→ TASK DETAILS
Copy each line below in which the word "these" occurs.

Dataset items:
-- BEGIN --

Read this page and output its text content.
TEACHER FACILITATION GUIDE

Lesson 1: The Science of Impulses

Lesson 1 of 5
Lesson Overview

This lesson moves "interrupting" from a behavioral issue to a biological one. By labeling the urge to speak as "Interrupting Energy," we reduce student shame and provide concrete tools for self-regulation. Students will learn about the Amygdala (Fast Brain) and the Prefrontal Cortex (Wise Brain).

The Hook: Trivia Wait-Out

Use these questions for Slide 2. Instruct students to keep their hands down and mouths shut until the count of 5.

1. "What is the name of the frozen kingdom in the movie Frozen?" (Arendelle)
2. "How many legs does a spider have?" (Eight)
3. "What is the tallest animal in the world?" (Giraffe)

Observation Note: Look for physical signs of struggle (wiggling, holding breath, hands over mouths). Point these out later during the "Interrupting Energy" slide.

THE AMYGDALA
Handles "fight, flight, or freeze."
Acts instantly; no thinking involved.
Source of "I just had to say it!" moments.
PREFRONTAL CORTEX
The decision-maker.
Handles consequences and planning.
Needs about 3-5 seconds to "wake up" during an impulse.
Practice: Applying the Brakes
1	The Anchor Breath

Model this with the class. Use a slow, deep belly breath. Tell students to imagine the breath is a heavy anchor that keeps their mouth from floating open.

-- END --

→ OUTPUT FOR THIS TASK
Use these questions for Slide 2. Instruct students to keep their hands down and mouths shut until the count of 5.
Observation Note: Look for physical signs of struggle (wiggling, holding breath, hands over mouths). Point these out later during the "Interrupting Energy" slide.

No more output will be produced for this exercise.